Scan the listing below and copy every line holding "senior".

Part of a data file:

+ + + + + + +

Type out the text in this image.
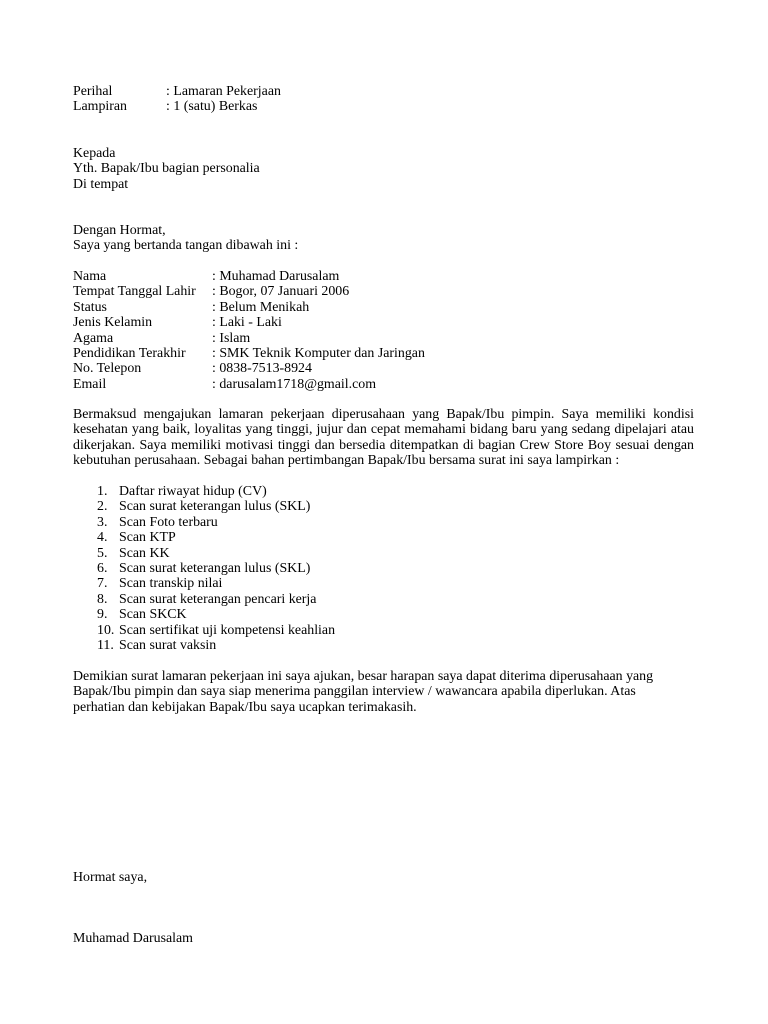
Perihal	: Lamaran Pekerjaan
Lampiran	: 1 (satu) Berkas
Kepada
Yth. Bapak/Ibu bagian personalia
Di tempat
Dengan Hormat,
Saya yang bertanda tangan dibawah ini :
Nama	: Muhamad Darusalam
Tempat Tanggal Lahir	: Bogor, 07 Januari 2006
Status	: Belum Menikah
Jenis Kelamin	: Laki - Laki
Agama	: Islam
Pendidikan Terakhir	: SMK Teknik Komputer dan Jaringan
No. Telepon	: 0838-7513-8924
Email	: darusalam1718@gmail.com
Bermaksud mengajukan lamaran pekerjaan diperusahaan yang Bapak/Ibu pimpin. Saya memiliki kondisi kesehatan yang baik, loyalitas yang tinggi, jujur dan cepat memahami bidang baru yang sedang dipelajari atau dikerjakan. Saya memiliki motivasi tinggi dan bersedia ditempatkan di bagian Crew Store Boy sesuai dengan kebutuhan perusahaan. Sebagai bahan pertimbangan Bapak/Ibu bersama surat ini saya lampirkan :
1. Daftar riwayat hidup (CV)
2. Scan surat keterangan lulus (SKL)
3. Scan Foto terbaru
4. Scan KTP
5. Scan KK
6. Scan surat keterangan lulus (SKL)
7. Scan transkip nilai
8. Scan surat keterangan pencari kerja
9. Scan SKCK
10. Scan sertifikat uji kompetensi keahlian
11. Scan surat vaksin
Demikian surat lamaran pekerjaan ini saya ajukan, besar harapan saya dapat diterima diperusahaan yang
Bapak/Ibu pimpin dan saya siap menerima panggilan interview / wawancara apabila diperlukan. Atas
perhatian dan kebijakan Bapak/Ibu saya ucapkan terimakasih.
Hormat saya,
Muhamad Darusalam
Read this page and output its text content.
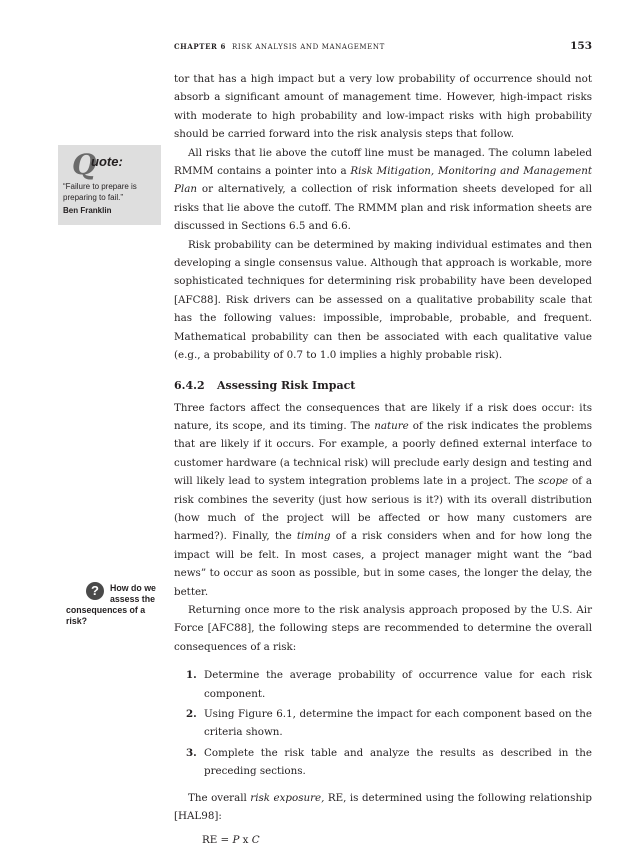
CHAPTER 6 RISK ANALYSIS AND MANAGEMENT	153
Q
uote:
“Failure to prepare is preparing to fail.”
Ben Franklin

tor that has a high impact but a very low probability of occurrence should not absorb a significant amount of management time. However, high-impact risks with moderate to high probability and low-impact risks with high probability should be carried forward into the risk analysis steps that follow.

All risks that lie above the cutoff line must be managed. The column labeled RMMM contains a pointer into a Risk Mitigation, Monitoring and Management Plan or alternatively, a collection of risk information sheets developed for all risks that lie above the cutoff. The RMMM plan and risk information sheets are discussed in Sections 6.5 and 6.6.

Risk probability can be determined by making individual estimates and then developing a single consensus value. Although that approach is workable, more sophisticated techniques for determining risk probability have been developed [AFC88]. Risk drivers can be assessed on a qualitative probability scale that has the following values: impossible, improbable, probable, and frequent. Mathematical probability can then be associated with each qualitative value (e.g., a probability of 0.7 to 1.0 implies a highly probable risk).

6.4.2 Assessing Risk Impact

Three factors affect the consequences that are likely if a risk does occur: its nature, its scope, and its timing. The nature of the risk indicates the problems that are likely if it occurs. For example, a poorly defined external interface to customer hardware (a technical risk) will preclude early design and testing and will likely lead to system integration problems late in a project. The scope of a risk combines the severity (just how serious is it?) with its overall distribution (how much of the project will be affected or how many customers are harmed?). Finally, the timing of a risk considers when and for how long the impact will be felt. In most cases, a project manager might want the “bad news” to occur as soon as possible, but in some cases, the longer the delay, the better.

Returning once more to the risk analysis approach proposed by the U.S. Air Force [AFC88], the following steps are recommended to determine the overall consequences of a risk:

1. Determine the average probability of occurrence value for each risk component.
2. Using Figure 6.1, determine the impact for each component based on the criteria shown.
3. Complete the risk table and analyze the results as described in the preceding sections.

The overall risk exposure, RE, is determined using the following relationship [HAL98]:

RE = P x C

?	How do we
assess the
consequences of a
risk?
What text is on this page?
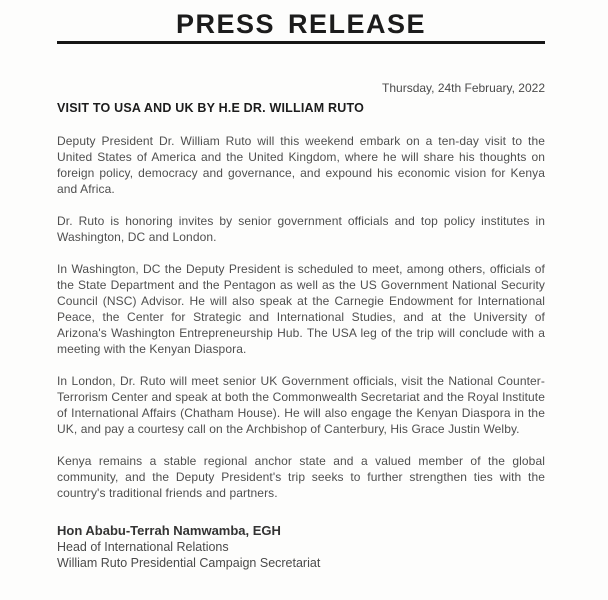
PRESS RELEASE
Thursday, 24th February, 2022
VISIT TO USA AND UK BY H.E DR. WILLIAM RUTO

Deputy President Dr. William Ruto will this weekend embark on a ten-day visit to the United States of America and the United Kingdom, where he will share his thoughts on foreign policy, democracy and governance, and expound his economic vision for Kenya and Africa.

Dr. Ruto is honoring invites by senior government officials and top policy institutes in Washington, DC and London.

In Washington, DC the Deputy President is scheduled to meet, among others, officials of the State Department and the Pentagon as well as the US Government National Security Council (NSC) Advisor. He will also speak at the Carnegie Endowment for International Peace, the Center for Strategic and International Studies, and at the University of Arizona's Washington Entrepreneurship Hub. The USA leg of the trip will conclude with a meeting with the Kenyan Diaspora.

In London, Dr. Ruto will meet senior UK Government officials, visit the National Counter-Terrorism Center and speak at both the Commonwealth Secretariat and the Royal Institute of International Affairs (Chatham House). He will also engage the Kenyan Diaspora in the UK, and pay a courtesy call on the Archbishop of Canterbury, His Grace Justin Welby.

Kenya remains a stable regional anchor state and a valued member of the global community, and the Deputy President's trip seeks to further strengthen ties with the country's traditional friends and partners.

Hon Ababu-Terrah Namwamba, EGH
Head of International Relations
William Ruto Presidential Campaign Secretariat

+ + + + + + +

EXERCISE SOLUTION:
Dr. Ruto is honoring invites by senior government officials and top policy institutes in Washington, DC and London.
In London, Dr. Ruto will meet senior UK Government officials, visit the National Counter-Terrorism Center and speak at both the Commonwealth Secretariat and the Royal Institute of International Affairs (Chatham House). He will also engage the Kenyan Diaspora in the UK, and pay a courtesy call on the Archbishop of Canterbury, His Grace Justin Welby.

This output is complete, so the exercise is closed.